*Dataset extract:*

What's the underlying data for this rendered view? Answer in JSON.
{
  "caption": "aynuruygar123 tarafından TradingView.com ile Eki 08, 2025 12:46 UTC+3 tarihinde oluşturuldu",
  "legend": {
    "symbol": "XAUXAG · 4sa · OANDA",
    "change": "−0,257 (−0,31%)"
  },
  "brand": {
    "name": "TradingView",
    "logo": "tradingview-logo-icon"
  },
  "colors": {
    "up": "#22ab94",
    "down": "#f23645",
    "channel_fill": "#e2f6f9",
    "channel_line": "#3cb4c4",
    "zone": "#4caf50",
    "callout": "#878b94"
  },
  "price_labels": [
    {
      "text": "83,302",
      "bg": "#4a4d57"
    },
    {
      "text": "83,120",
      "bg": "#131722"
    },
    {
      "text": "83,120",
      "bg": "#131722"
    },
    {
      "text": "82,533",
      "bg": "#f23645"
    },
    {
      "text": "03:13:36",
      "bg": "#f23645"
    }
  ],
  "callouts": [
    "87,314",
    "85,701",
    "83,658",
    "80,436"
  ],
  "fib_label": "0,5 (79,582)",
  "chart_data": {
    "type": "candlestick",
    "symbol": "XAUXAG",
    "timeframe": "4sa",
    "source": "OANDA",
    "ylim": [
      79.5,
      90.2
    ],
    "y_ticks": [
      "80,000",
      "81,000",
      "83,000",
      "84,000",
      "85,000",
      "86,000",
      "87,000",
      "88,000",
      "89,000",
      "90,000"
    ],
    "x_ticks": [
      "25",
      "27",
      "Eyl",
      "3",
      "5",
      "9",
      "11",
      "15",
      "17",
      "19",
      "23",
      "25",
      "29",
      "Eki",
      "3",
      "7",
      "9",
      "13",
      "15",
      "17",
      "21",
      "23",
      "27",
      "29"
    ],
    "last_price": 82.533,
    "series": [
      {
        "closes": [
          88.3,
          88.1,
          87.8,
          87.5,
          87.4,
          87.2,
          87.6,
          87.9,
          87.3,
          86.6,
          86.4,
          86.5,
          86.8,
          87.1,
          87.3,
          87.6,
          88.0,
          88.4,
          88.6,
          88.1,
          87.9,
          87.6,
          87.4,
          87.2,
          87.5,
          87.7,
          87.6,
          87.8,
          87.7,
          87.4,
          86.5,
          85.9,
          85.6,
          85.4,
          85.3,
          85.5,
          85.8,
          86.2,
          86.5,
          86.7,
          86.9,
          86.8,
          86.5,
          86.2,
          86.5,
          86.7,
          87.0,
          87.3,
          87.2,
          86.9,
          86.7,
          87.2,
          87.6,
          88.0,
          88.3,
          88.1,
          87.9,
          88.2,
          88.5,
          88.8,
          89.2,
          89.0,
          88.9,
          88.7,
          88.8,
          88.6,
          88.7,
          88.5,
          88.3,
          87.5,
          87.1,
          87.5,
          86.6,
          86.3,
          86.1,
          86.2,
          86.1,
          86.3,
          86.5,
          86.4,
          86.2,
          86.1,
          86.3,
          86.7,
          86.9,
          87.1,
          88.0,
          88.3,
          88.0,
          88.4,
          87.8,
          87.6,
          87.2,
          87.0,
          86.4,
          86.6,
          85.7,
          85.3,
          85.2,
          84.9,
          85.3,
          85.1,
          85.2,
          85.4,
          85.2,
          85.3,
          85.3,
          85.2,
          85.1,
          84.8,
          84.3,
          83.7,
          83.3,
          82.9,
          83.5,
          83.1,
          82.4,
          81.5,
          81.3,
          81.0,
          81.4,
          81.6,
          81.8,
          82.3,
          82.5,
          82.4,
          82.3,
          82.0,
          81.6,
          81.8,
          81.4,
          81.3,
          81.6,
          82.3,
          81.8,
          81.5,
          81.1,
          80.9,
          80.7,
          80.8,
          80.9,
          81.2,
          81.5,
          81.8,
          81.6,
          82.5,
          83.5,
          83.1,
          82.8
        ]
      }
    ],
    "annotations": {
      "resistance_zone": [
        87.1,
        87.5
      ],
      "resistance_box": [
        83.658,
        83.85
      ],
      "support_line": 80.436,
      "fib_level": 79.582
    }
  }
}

*Goal:* The entries above must be returned exactly.

*Solved exercise:*
What's the underlying data for this rendered view? Answer in JSON.
{
  "caption": "aynuruygar123 tarafından TradingView.com ile Eki 08, 2025 12:46 UTC+3 tarihinde oluşturuldu",
  "legend": {
    "symbol": "XAUXAG · 4sa · OANDA",
    "change": "−0,257 (−0,31%)"
  },
  "brand": {
    "name": "TradingView",
    "logo": "tradingview-logo-icon"
  },
  "colors": {
    "up": "#22ab94",
    "down": "#f23645",
    "channel_fill": "#e2f6f9",
    "channel_line": "#3cb4c4",
    "zone": "#4caf50",
    "callout": "#878b94"
  },
  "price_labels": [
    {
      "text": "83,302",
      "bg": "#4a4d57"
    },
    {
      "text": "83,120",
      "bg": "#131722"
    },
    {
      "text": "83,120",
      "bg": "#131722"
    },
    {
      "text": "82,533",
      "bg": "#f23645"
    },
    {
      "text": "03:13:36",
      "bg": "#f23645"
    }
  ],
  "callouts": [
    "87,314",
    "85,701",
    "83,658",
    "80,436"
  ],
  "fib_label": "0,5 (79,582)",
  "chart_data": {
    "type": "candlestick",
    "symbol": "XAUXAG",
    "timeframe": "4sa",
    "source": "OANDA",
    "ylim": [
      79.5,
      90.2
    ],
    "y_ticks": [
      "80,000",
      "81,000",
      "83,000",
      "84,000",
      "85,000",
      "86,000",
      "87,000",
      "88,000",
      "89,000",
      "90,000"
    ],
    "x_ticks": [
      "25",
      "27",
      "Eyl",
      "3",
      "5",
      "9",
      "11",
      "15",
      "17",
      "19",
      "23",
      "25",
      "29",
      "Eki",
      "3",
      "7",
      "9",
      "13",
      "15",
      "17",
      "21",
      "23",
      "27",
      "29"
    ],
    "last_price": 82.533,
    "series": [
      {
        "closes": [
          88.3,
          88.1,
          87.8,
          87.5,
          87.4,
          87.2,
          87.6,
          87.9,
          87.3,
          86.6,
          86.4,
          86.5,
          86.8,
          87.1,
          87.3,
          87.6,
          88.0,
          88.4,
          88.6,
          88.1,
          87.9,
          87.6,
          87.4,
          87.2,
          87.5,
          87.7,
          87.6,
          87.8,
          87.7,
          87.4,
          86.5,
          85.9,
          85.6,
          85.4,
          85.3,
          85.5,
          85.8,
          86.2,
          86.5,
          86.7,
          86.9,
          86.8,
          86.5,
          86.2,
          86.5,
          86.7,
          87.0,
          87.3,
          87.2,
          86.9,
          86.7,
          87.2,
          87.6,
          88.0,
          88.3,
          88.1,
          87.9,
          88.2,
          88.5,
          88.8,
          89.2,
          89.0,
          88.9,
          88.7,
          88.8,
          88.6,
          88.7,
          88.5,
          88.3,
          87.5,
          87.1,
          87.5,
          86.6,
          86.3,
          86.1,
          86.2,
          86.1,
          86.3,
          86.5,
          86.4,
          86.2,
          86.1,
          86.3,
          86.7,
          86.9,
          87.1,
          88.0,
          88.3,
          88.0,
          88.4,
          87.8,
          87.6,
          87.2,
          87.0,
          86.4,
          86.6,
          85.7,
          85.3,
          85.2,
          84.9,
          85.3,
          85.1,
          85.2,
          85.4,
          85.2,
          85.3,
          85.3,
          85.2,
          85.1,
          84.8,
          84.3,
          83.7,
          83.3,
          82.9,
          83.5,
          83.1,
          82.4,
          81.5,
          81.3,
          81.0,
          81.4,
          81.6,
          81.8,
          82.3,
          82.5,
          82.4,
          82.3,
          82.0,
          81.6,
          81.8,
          81.4,
          81.3,
          81.6,
          82.3,
          81.8,
          81.5,
          81.1,
          80.9,
          80.7,
          80.8,
          80.9,
          81.2,
          81.5,
          81.8,
          81.6,
          82.5,
          83.5,
          83.1,
          82.8
        ]
      }
    ],
    "annotations": {
      "resistance_zone": [
        87.1,
        87.5
      ],
      "resistance_box": [
        83.658,
        83.85
      ],
      "support_line": 80.436,
      "fib_level": 79.582
    }
  }
}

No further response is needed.